[Material to process Boundary: Start]
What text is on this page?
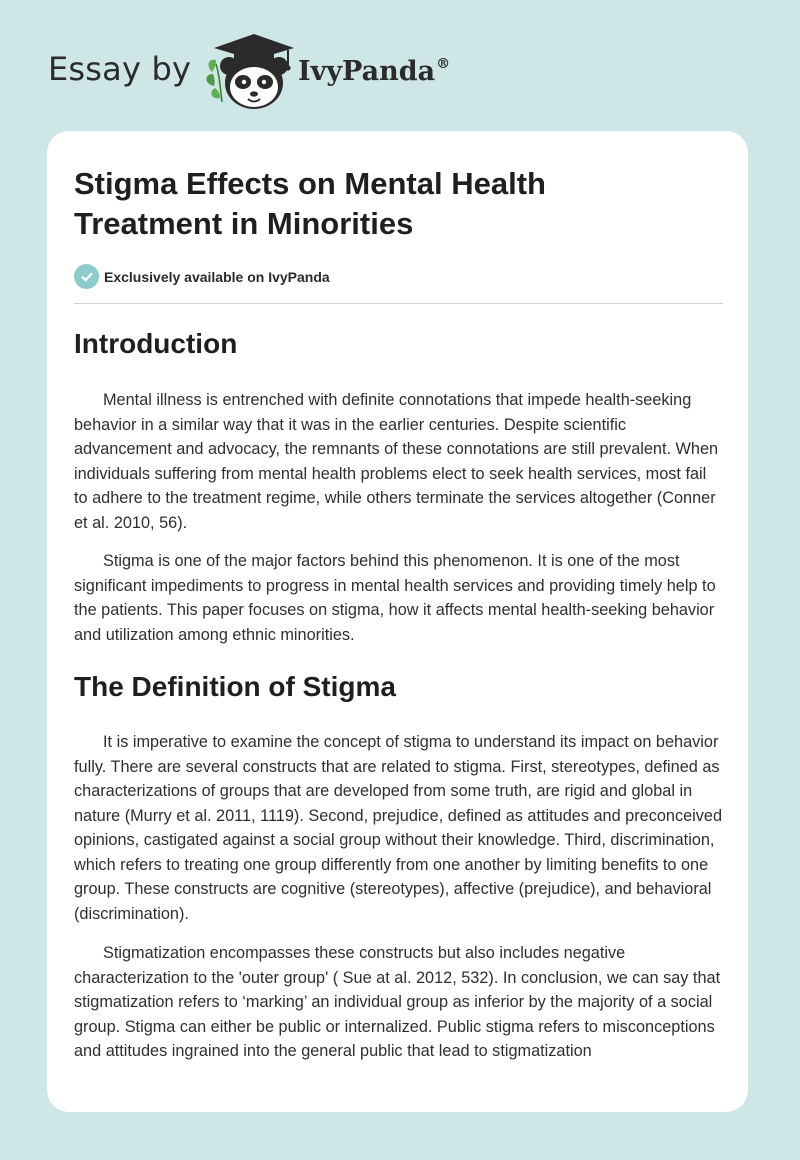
Essay by	IvyPanda®
Stigma Effects on Mental Health Treatment in Minorities
Exclusively available on IvyPanda
Introduction

Mental illness is entrenched with definite connotations that impede health-seeking behavior in a similar way that it was in the earlier centuries. Despite scientific advancement and advocacy, the remnants of these connotations are still prevalent. When individuals suffering from mental health problems elect to seek health services, most fail to adhere to the treatment regime, while others terminate the services altogether (Conner et al. 2010, 56).

Stigma is one of the major factors behind this phenomenon. It is one of the most significant impediments to progress in mental health services and providing timely help to the patients. This paper focuses on stigma, how it affects mental health-seeking behavior and utilization among ethnic minorities.

The Definition of Stigma

It is imperative to examine the concept of stigma to understand its impact on behavior fully. There are several constructs that are related to stigma. First, stereotypes, defined as characterizations of groups that are developed from some truth, are rigid and global in nature (Murry et al. 2011, 1119). Second, prejudice, defined as attitudes and preconceived opinions, castigated against a social group without their knowledge. Third, discrimination, which refers to treating one group differently from one another by limiting benefits to one group. These constructs are cognitive (stereotypes), affective (prejudice), and behavioral (discrimination).

Stigmatization encompasses these constructs but also includes negative characterization to the 'outer group' ( Sue at al. 2012, 532). In conclusion, we can say that stigmatization refers to ‘marking’ an individual group as inferior by the majority of a social group. Stigma can either be public or internalized. Public stigma refers to misconceptions and attitudes ingrained into the general public that lead to stigmatization
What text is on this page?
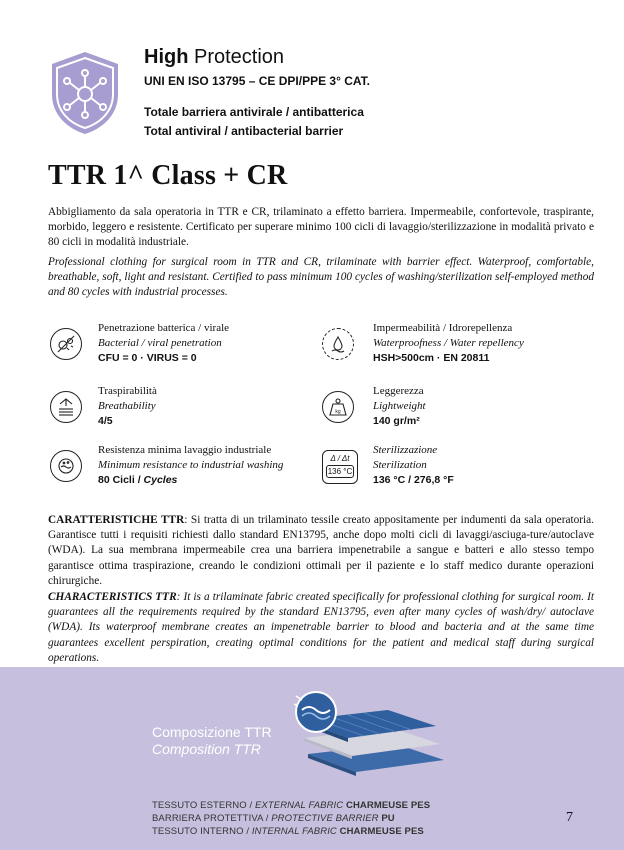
High Protection
UNI EN ISO 13795 – CE DPI/PPE 3° CAT.
Totale barriera antivirale / antibatterica
Total antiviral / antibacterial barrier
TTR 1^ Class + CR
Abbigliamento da sala operatoria in TTR e CR, trilaminato a effetto barriera. Impermeabile, confortevole, traspirante, morbido, leggero e resistente. Certificato per superare minimo 100 cicli di lavaggio/sterilizzazione in modalità privato e 80 cicli in modalità industriale.
Professional clothing for surgical room in TTR and CR, trilaminate with barrier effect. Waterproof, comfortable, breathable, soft, light and resistant. Certified to pass minimum 100 cycles of washing/sterilization self-employed method and 80 cycles with industrial processes.
Penetrazione batterica / virale
Bacterial / viral penetration
CFU = 0 · VIRUS = 0
Impermeabilità / Idrorepellenza
Waterproofness / Water repellency
HSH>500cm · EN 20811
Traspirabilità
Breathability
4/5
kg
Leggerezza
Lightweight
140 gr/m²
Resistenza minima lavaggio industriale
Minimum resistance to industrial washing
80 Cicli / Cycles
Δ / Δt
136 °C
Sterilizzazione
Sterilization
136 °C / 276,8 °F
CARATTERISTICHE TTR: Si tratta di un trilaminato tessile creato appositamente per indumenti da sala operatoria. Garantisce tutti i requisiti richiesti dallo standard EN13795, anche dopo molti cicli di lavaggi/asciuga-ture/autoclave (WDA). La sua membrana impermeabile crea una barriera impenetrabile a sangue e batteri e allo stesso tempo garantisce ottima traspirazione, creando le condizioni ottimali per il paziente e lo staff medico durante operazioni chirurgiche.
CHARACTERISTICS TTR: It is a trilaminate fabric created specifically for professional clothing for surgical room. It guarantees all the requirements required by the standard EN13795, even after many cycles of wash/dry/ autoclave (WDA). Its waterproof membrane creates an impenetrable barrier to blood and bacteria and at the same time guarantees excellent perspiration, creating optimal conditions for the patient and medical staff during surgical operations.
Composizione TTR
Composition TTR
TESSUTO ESTERNO / EXTERNAL FABRIC CHARMEUSE PES
BARRIERA PROTETTIVA / PROTECTIVE BARRIER PU
TESSUTO INTERNO / INTERNAL FABRIC CHARMEUSE PES
7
[Material to process Boundary: End]
→ **Directions**
Since the listing holds pictures, return everything else in it exactly and omit those.

→ **Task result**
What text is on this page?
Essay by	IvyPanda®
Stigma Effects on Mental Health Treatment in Minorities
Exclusively available on IvyPanda
Introduction

Mental illness is entrenched with definite connotations that impede health-seeking behavior in a similar way that it was in the earlier centuries. Despite scientific advancement and advocacy, the remnants of these connotations are still prevalent. When individuals suffering from mental health problems elect to seek health services, most fail to adhere to the treatment regime, while others terminate the services altogether (Conner et al. 2010, 56).

Stigma is one of the major factors behind this phenomenon. It is one of the most significant impediments to progress in mental health services and providing timely help to the patients. This paper focuses on stigma, how it affects mental health-seeking behavior and utilization among ethnic minorities.

The Definition of Stigma

It is imperative to examine the concept of stigma to understand its impact on behavior fully. There are several constructs that are related to stigma. First, stereotypes, defined as characterizations of groups that are developed from some truth, are rigid and global in nature (Murry et al. 2011, 1119). Second, prejudice, defined as attitudes and preconceived opinions, castigated against a social group without their knowledge. Third, discrimination, which refers to treating one group differently from one another by limiting benefits to one group. These constructs are cognitive (stereotypes), affective (prejudice), and behavioral (discrimination).

Stigmatization encompasses these constructs but also includes negative characterization to the 'outer group' ( Sue at al. 2012, 532). In conclusion, we can say that stigmatization refers to ‘marking’ an individual group as inferior by the majority of a social group. Stigma can either be public or internalized. Public stigma refers to misconceptions and attitudes ingrained into the general public that lead to stigmatization
What text is on this page?
High Protection
UNI EN ISO 13795 – CE DPI/PPE 3° CAT.
Totale barriera antivirale / antibatterica
Total antiviral / antibacterial barrier
TTR 1^ Class + CR
Abbigliamento da sala operatoria in TTR e CR, trilaminato a effetto barriera. Impermeabile, confortevole, traspirante, morbido, leggero e resistente. Certificato per superare minimo 100 cicli di lavaggio/sterilizzazione in modalità privato e 80 cicli in modalità industriale.
Professional clothing for surgical room in TTR and CR, trilaminate with barrier effect. Waterproof, comfortable, breathable, soft, light and resistant. Certified to pass minimum 100 cycles of washing/sterilization self-employed method and 80 cycles with industrial processes.
Penetrazione batterica / virale
Bacterial / viral penetration
CFU = 0 · VIRUS = 0
Impermeabilità / Idrorepellenza
Waterproofness / Water repellency
HSH>500cm · EN 20811
Traspirabilità
Breathability
4/5
kg
Leggerezza
Lightweight
140 gr/m²
Resistenza minima lavaggio industriale
Minimum resistance to industrial washing
80 Cicli / Cycles
Δ / Δt
136 °C
Sterilizzazione
Sterilization
136 °C / 276,8 °F
CARATTERISTICHE TTR: Si tratta di un trilaminato tessile creato appositamente per indumenti da sala operatoria. Garantisce tutti i requisiti richiesti dallo standard EN13795, anche dopo molti cicli di lavaggi/asciuga-ture/autoclave (WDA). La sua membrana impermeabile crea una barriera impenetrabile a sangue e batteri e allo stesso tempo garantisce ottima traspirazione, creando le condizioni ottimali per il paziente e lo staff medico durante operazioni chirurgiche.
CHARACTERISTICS TTR: It is a trilaminate fabric created specifically for professional clothing for surgical room. It guarantees all the requirements required by the standard EN13795, even after many cycles of wash/dry/ autoclave (WDA). Its waterproof membrane creates an impenetrable barrier to blood and bacteria and at the same time guarantees excellent perspiration, creating optimal conditions for the patient and medical staff during surgical operations.
Composizione TTR
Composition TTR
TESSUTO ESTERNO / EXTERNAL FABRIC CHARMEUSE PES
BARRIERA PROTETTIVA / PROTECTIVE BARRIER PU
TESSUTO INTERNO / INTERNAL FABRIC CHARMEUSE PES
7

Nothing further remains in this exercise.